Examine the material below. Gather every line in which the string "image" appears.

Material shown:
-- -- --
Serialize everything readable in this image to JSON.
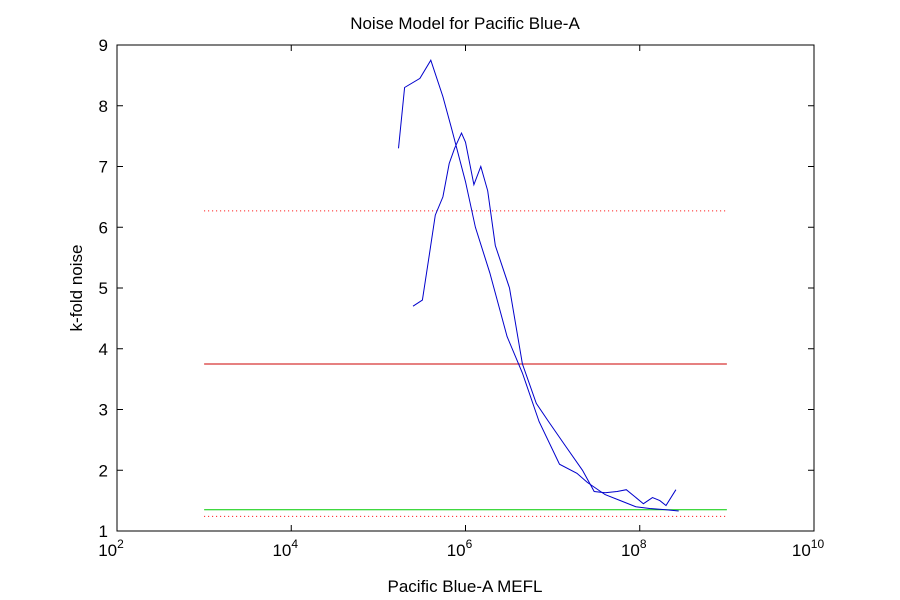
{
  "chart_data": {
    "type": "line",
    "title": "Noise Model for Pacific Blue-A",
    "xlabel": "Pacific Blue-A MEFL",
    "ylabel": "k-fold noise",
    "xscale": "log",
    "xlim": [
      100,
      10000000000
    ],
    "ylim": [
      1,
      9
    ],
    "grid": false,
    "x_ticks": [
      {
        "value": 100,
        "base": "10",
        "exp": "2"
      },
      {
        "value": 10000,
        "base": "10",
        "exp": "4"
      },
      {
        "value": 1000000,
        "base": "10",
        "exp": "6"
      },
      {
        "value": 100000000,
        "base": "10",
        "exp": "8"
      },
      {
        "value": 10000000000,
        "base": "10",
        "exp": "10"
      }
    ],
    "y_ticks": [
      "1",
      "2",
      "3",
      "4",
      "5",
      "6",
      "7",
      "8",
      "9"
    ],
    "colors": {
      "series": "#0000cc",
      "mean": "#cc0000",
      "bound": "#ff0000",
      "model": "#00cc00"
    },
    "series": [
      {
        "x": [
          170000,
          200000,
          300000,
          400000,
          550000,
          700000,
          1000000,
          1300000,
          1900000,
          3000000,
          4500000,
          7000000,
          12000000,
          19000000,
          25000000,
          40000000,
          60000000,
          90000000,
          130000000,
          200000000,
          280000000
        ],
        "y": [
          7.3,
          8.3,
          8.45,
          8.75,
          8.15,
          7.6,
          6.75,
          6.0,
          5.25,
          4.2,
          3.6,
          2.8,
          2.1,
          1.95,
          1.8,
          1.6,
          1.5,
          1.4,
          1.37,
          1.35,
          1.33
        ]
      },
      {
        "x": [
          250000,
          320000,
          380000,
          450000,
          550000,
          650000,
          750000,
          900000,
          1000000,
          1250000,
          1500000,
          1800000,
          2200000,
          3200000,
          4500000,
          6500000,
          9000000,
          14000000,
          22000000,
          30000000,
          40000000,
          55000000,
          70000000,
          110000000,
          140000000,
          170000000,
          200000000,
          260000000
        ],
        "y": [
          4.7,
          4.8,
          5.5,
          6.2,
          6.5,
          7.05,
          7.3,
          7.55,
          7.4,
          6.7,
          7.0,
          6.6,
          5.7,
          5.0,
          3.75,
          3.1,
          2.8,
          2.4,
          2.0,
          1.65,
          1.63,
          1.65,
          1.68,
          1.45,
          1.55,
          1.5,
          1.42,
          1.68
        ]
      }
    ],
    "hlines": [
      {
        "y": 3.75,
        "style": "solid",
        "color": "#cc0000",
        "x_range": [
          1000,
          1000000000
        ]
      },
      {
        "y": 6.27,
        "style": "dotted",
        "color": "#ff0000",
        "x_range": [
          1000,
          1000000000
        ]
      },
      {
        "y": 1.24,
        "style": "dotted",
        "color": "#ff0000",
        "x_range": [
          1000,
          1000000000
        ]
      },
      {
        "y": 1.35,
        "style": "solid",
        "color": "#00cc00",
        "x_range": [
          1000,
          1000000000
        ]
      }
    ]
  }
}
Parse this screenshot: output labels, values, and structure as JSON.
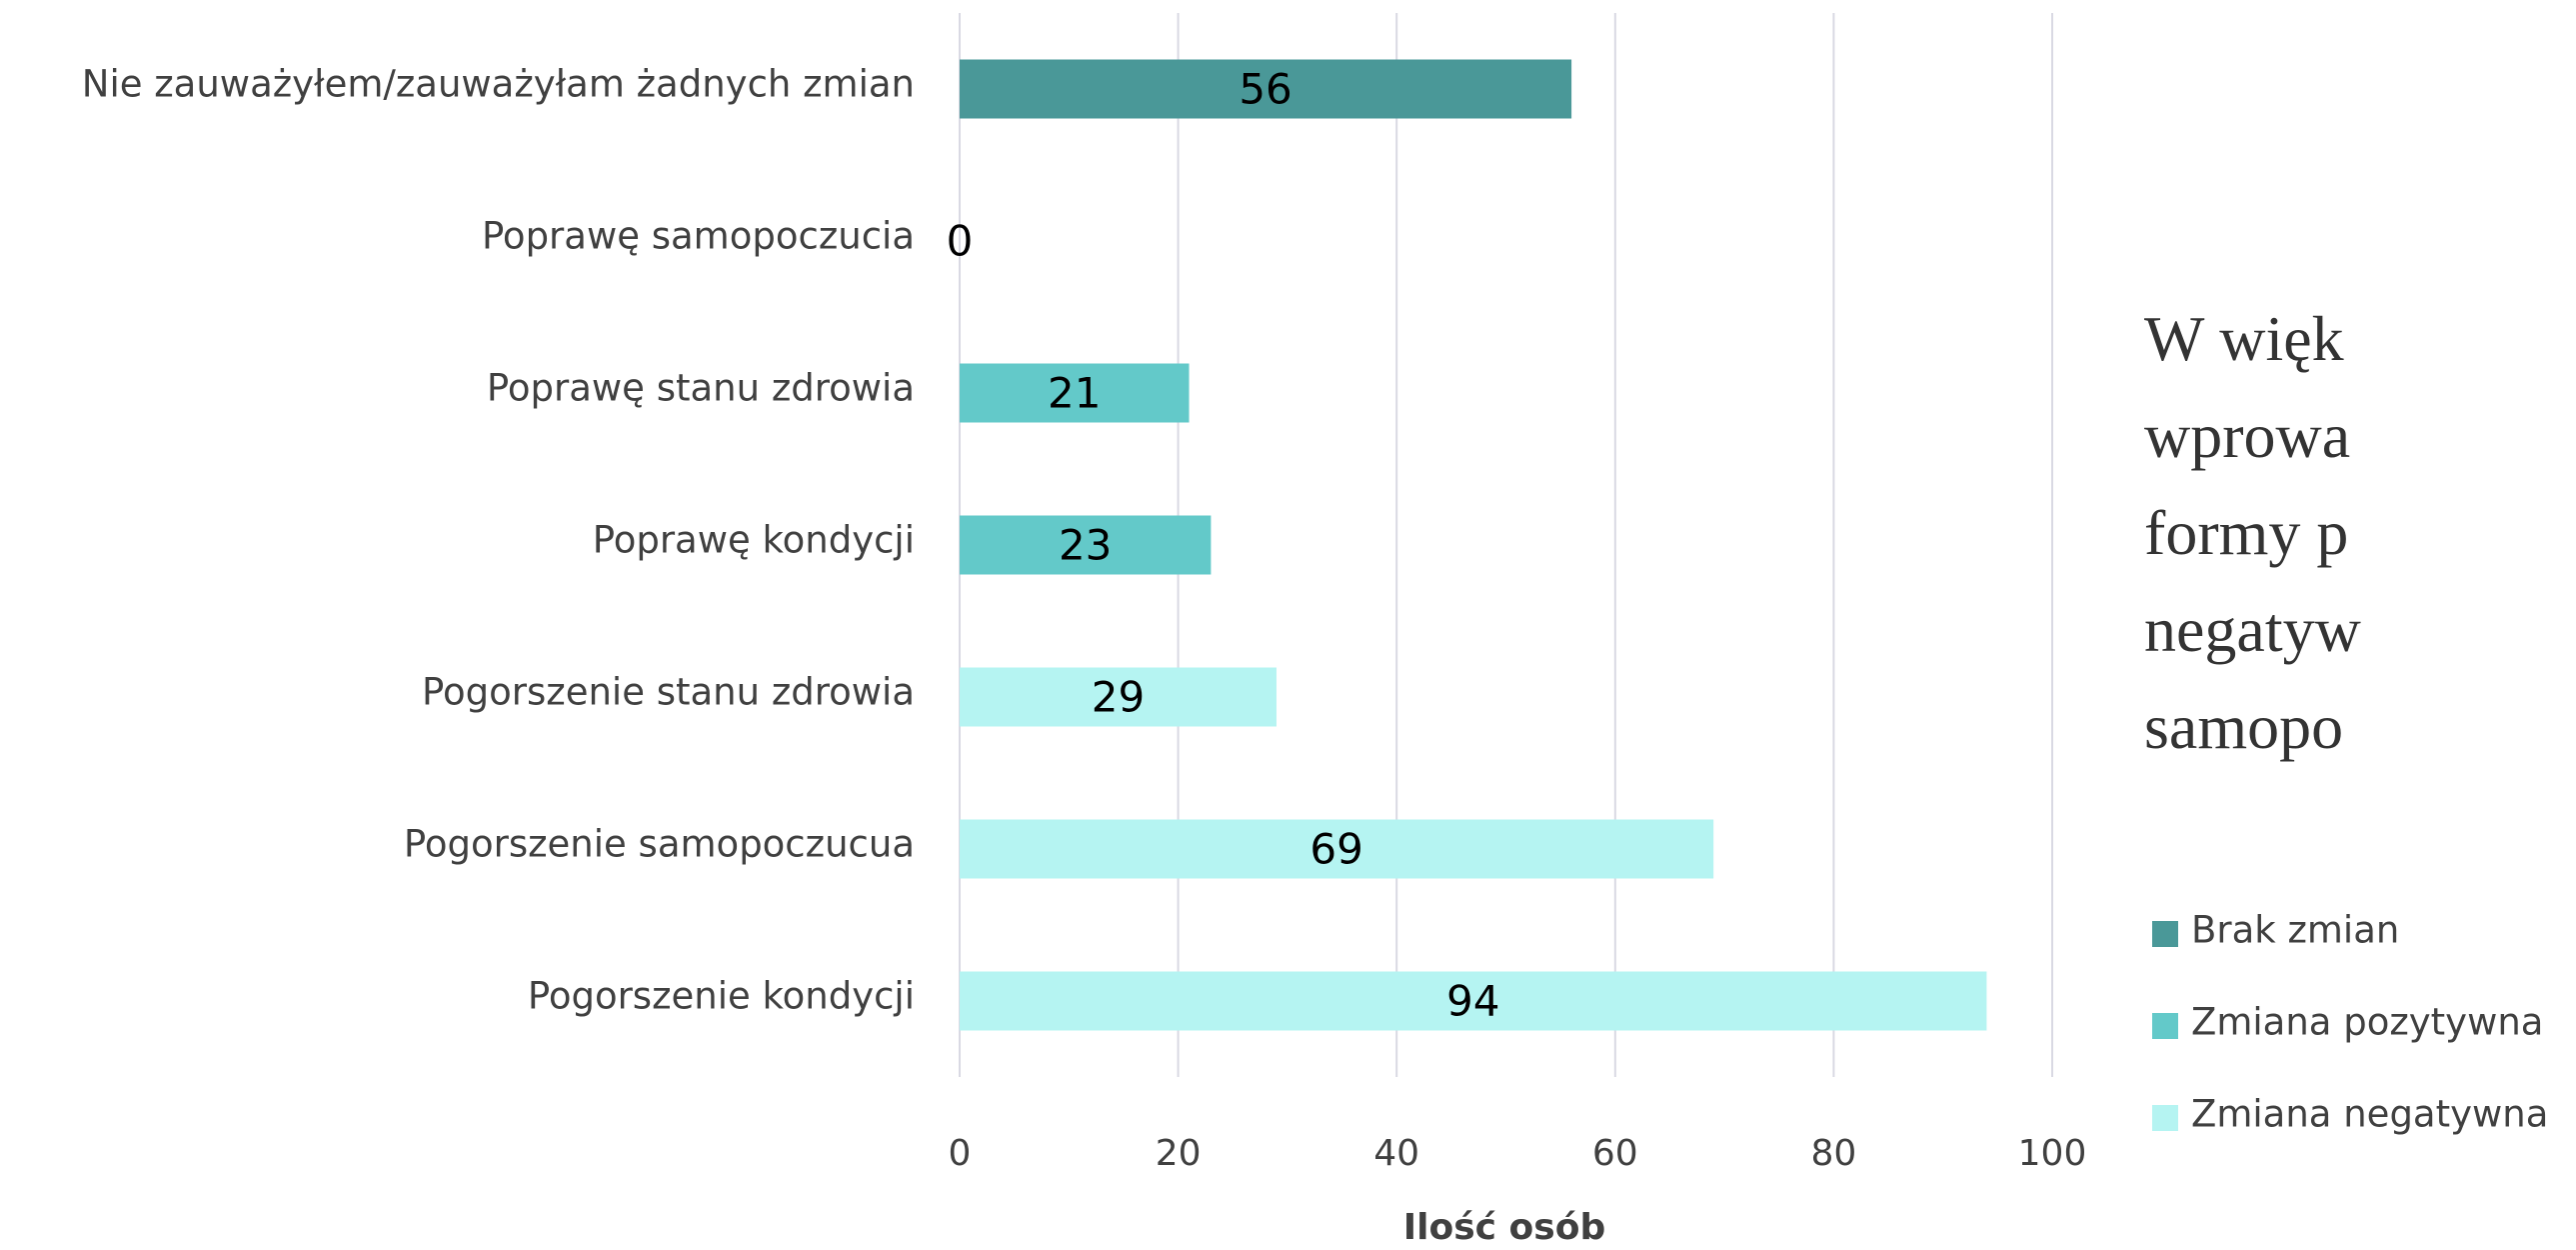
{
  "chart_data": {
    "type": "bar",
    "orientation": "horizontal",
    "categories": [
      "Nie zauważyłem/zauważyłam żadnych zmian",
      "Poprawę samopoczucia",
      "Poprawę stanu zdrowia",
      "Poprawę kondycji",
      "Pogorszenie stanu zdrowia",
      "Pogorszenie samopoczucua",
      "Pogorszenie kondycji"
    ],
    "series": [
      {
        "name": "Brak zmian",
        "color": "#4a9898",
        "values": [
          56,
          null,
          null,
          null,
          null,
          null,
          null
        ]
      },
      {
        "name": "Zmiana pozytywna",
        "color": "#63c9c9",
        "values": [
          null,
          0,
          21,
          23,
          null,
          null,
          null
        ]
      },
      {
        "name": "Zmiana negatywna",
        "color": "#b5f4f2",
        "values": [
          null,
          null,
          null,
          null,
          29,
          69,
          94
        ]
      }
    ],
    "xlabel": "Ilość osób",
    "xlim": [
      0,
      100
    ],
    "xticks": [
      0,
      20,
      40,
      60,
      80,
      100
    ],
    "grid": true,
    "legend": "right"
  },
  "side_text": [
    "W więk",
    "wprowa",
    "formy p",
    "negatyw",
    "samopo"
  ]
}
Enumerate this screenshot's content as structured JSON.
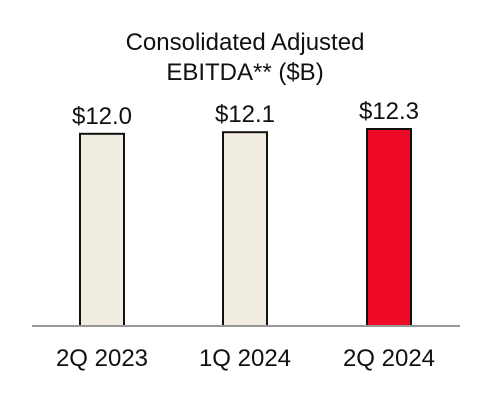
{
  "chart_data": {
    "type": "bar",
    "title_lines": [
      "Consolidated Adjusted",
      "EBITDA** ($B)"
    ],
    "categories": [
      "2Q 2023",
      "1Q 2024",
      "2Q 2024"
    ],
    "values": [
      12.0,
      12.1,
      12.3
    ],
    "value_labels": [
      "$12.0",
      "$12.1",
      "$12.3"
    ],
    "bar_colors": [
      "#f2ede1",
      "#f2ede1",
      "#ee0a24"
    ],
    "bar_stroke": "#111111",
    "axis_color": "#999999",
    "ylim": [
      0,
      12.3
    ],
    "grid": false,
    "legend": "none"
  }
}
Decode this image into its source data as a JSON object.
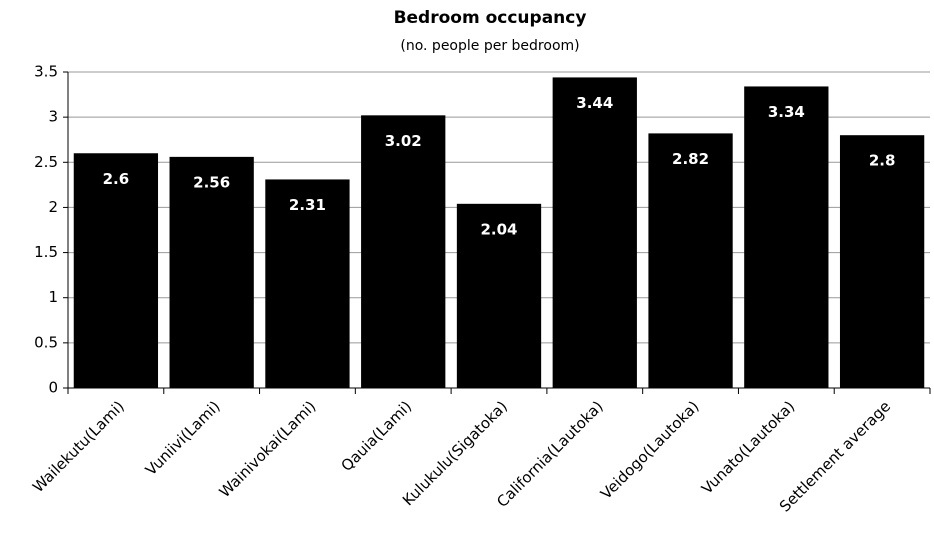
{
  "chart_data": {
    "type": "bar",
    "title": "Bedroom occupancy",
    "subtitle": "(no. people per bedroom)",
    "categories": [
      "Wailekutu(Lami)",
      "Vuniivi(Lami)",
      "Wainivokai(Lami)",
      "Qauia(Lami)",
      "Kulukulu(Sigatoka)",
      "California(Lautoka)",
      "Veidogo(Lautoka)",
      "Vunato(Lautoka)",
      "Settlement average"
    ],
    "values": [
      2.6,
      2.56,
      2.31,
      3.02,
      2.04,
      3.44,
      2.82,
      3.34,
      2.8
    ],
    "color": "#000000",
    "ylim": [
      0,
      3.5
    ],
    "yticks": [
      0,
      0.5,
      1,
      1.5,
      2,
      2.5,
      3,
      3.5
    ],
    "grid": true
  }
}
-- -- --
Correct response:
Serialize everything readable in this image to JSON.
Decode this image into its source data as a JSON object.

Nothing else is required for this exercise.